RECORDS SUPPLIED:

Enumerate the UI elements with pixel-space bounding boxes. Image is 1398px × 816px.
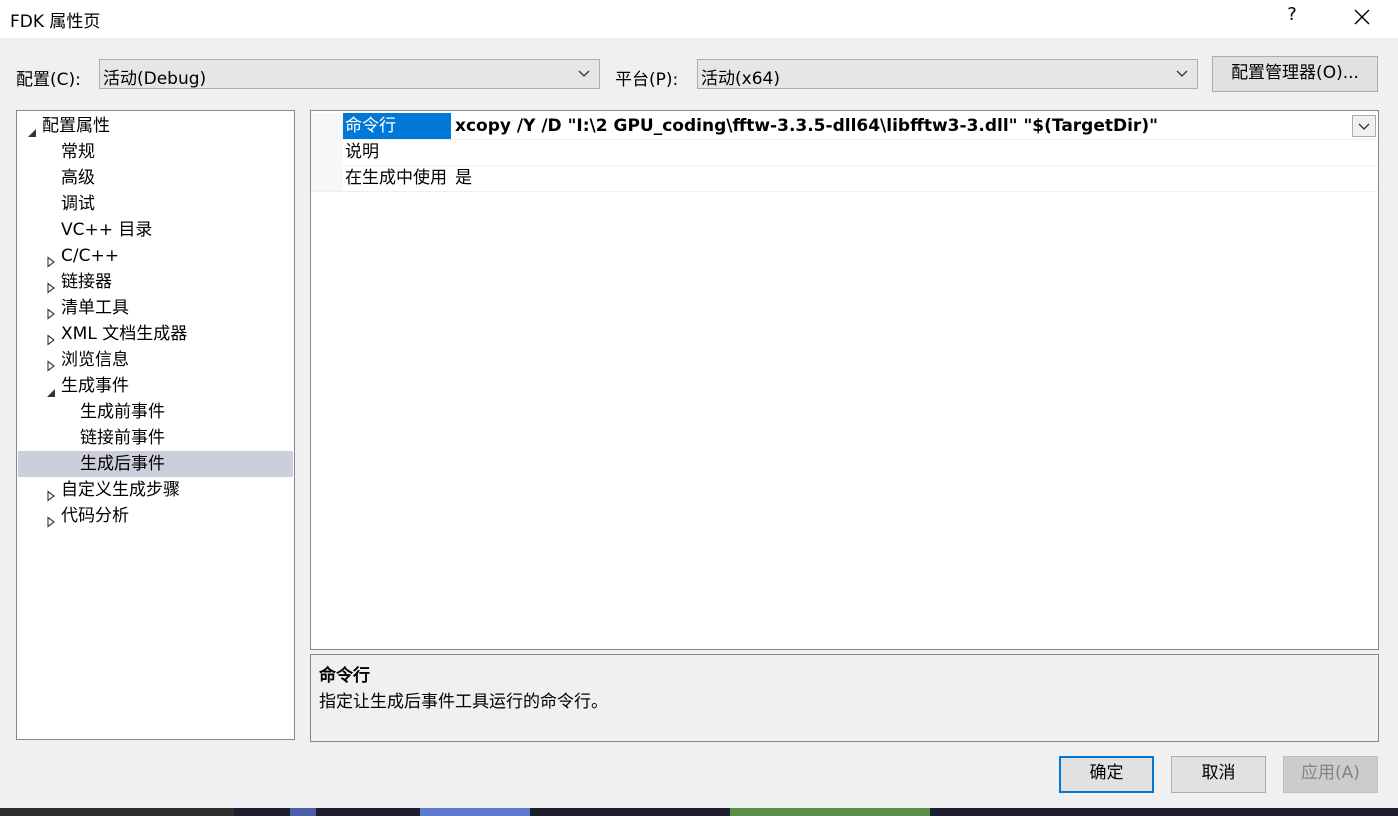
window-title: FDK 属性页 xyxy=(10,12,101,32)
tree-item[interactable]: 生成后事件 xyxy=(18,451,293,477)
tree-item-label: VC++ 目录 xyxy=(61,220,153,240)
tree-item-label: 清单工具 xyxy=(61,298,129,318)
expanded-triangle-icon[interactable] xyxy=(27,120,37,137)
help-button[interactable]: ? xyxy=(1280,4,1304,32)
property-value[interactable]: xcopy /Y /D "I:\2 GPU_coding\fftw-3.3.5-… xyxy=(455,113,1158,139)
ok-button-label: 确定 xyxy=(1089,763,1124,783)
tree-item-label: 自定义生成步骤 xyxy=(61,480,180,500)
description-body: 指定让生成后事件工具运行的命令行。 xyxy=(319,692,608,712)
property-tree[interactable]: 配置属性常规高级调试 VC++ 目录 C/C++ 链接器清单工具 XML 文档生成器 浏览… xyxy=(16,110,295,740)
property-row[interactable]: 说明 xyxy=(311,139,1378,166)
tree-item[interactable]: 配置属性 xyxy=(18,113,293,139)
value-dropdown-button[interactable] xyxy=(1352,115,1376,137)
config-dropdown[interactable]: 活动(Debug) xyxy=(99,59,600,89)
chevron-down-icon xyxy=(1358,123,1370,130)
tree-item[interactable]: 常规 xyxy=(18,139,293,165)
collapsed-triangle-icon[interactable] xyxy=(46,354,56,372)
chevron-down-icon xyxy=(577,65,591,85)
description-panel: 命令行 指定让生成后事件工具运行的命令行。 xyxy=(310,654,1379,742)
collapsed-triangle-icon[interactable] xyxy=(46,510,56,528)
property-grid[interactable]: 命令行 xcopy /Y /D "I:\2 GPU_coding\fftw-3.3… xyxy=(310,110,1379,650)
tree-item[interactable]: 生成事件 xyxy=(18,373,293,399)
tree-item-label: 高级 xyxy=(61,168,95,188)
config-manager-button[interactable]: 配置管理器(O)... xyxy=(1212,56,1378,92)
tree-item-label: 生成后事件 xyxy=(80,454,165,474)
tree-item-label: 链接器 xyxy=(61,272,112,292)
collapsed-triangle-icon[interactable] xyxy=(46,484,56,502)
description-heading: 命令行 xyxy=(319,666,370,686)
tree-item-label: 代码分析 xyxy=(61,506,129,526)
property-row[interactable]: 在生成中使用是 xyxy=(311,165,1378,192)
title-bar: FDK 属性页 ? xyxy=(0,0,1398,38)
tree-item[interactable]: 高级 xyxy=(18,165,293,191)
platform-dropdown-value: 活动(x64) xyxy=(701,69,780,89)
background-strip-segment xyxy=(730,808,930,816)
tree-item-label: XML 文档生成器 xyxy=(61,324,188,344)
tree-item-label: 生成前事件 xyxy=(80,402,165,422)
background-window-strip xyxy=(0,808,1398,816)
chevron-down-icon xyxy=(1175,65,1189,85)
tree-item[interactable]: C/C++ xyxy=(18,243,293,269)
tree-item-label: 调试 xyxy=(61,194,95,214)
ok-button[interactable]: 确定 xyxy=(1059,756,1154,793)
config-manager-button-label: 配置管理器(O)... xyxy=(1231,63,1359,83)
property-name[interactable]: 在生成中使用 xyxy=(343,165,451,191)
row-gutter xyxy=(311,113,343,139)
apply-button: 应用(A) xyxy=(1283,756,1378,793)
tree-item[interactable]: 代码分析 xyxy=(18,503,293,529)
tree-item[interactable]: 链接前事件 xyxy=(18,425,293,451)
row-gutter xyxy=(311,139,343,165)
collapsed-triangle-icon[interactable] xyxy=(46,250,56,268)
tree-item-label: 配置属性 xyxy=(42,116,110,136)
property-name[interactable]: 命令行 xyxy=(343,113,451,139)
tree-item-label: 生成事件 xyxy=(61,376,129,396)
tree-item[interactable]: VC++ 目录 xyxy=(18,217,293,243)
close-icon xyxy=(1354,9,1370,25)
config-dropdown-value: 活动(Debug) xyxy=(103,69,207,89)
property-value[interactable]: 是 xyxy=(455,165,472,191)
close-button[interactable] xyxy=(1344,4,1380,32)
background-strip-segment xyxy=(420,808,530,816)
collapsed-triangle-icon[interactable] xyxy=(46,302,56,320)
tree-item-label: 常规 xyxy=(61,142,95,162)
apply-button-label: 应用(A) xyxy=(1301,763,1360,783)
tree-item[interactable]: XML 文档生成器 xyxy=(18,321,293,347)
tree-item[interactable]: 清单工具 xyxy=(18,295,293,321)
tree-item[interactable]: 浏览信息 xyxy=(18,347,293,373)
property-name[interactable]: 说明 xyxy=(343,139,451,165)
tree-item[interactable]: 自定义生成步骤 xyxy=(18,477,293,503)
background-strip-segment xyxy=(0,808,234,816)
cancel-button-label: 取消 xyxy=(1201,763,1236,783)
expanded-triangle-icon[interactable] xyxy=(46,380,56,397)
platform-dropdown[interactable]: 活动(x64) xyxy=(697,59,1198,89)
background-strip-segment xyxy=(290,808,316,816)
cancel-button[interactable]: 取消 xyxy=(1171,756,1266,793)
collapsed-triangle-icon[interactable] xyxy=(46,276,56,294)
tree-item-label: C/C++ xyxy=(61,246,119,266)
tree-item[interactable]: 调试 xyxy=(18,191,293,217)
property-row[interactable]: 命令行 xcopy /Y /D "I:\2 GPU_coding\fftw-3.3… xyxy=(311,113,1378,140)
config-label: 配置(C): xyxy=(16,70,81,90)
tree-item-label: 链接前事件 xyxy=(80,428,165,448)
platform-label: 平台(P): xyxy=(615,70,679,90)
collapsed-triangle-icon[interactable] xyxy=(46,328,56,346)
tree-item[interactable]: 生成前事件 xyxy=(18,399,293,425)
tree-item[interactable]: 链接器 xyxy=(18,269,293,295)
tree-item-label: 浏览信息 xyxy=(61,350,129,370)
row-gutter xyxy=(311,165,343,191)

THE EXERCISE: Transcribe the rows verbatim, beginning at the line that contains "window-title: FDK 属性页 xyxy=(10,12,101,32)" and stopping after the line that contains "property-value[interactable]: xcopy /Y".

EXERCISE RESPONSE:
window-title: FDK 属性页 xyxy=(10,12,101,32)
tree-item[interactable]: 生成后事件 xyxy=(18,451,293,477)
tree-item-label: VC++ 目录 xyxy=(61,220,153,240)
tree-item-label: 清单工具 xyxy=(61,298,129,318)
expanded-triangle-icon[interactable] xyxy=(27,120,37,137)
help-button[interactable]: ? xyxy=(1280,4,1304,32)
property-value[interactable]: xcopy /Y /D "I:\2 GPU_coding\fftw-3.3.5-… xyxy=(455,113,1158,139)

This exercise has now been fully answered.